* _EXERCISE GOAL_
The records below need retyping in full; give them again exactly.
— BEGIN TASK INPUT —
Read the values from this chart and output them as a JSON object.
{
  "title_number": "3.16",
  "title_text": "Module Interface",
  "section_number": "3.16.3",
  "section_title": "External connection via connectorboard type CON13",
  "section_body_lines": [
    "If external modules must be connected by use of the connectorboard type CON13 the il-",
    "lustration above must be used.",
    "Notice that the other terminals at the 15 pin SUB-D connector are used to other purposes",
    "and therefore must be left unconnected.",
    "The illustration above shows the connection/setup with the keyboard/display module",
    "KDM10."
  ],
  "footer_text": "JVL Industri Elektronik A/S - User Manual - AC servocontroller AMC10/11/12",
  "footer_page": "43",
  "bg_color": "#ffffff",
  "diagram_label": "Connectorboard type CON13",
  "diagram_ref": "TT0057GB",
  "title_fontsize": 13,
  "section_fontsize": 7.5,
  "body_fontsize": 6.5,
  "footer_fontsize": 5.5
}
— END TASK INPUT —
* _EXERCISE RESULT_
Read the values from this chart and output them as a JSON object.
{
  "title_number": "3.16",
  "title_text": "Module Interface",
  "section_number": "3.16.3",
  "section_title": "External connection via connectorboard type CON13",
  "section_body_lines": [
    "If external modules must be connected by use of the connectorboard type CON13 the il-",
    "lustration above must be used.",
    "Notice that the other terminals at the 15 pin SUB-D connector are used to other purposes",
    "and therefore must be left unconnected.",
    "The illustration above shows the connection/setup with the keyboard/display module",
    "KDM10."
  ],
  "footer_text": "JVL Industri Elektronik A/S - User Manual - AC servocontroller AMC10/11/12",
  "footer_page": "43",
  "bg_color": "#ffffff",
  "diagram_label": "Connectorboard type CON13",
  "diagram_ref": "TT0057GB",
  "title_fontsize": 13,
  "section_fontsize": 7.5,
  "body_fontsize": 6.5,
  "footer_fontsize": 5.5
}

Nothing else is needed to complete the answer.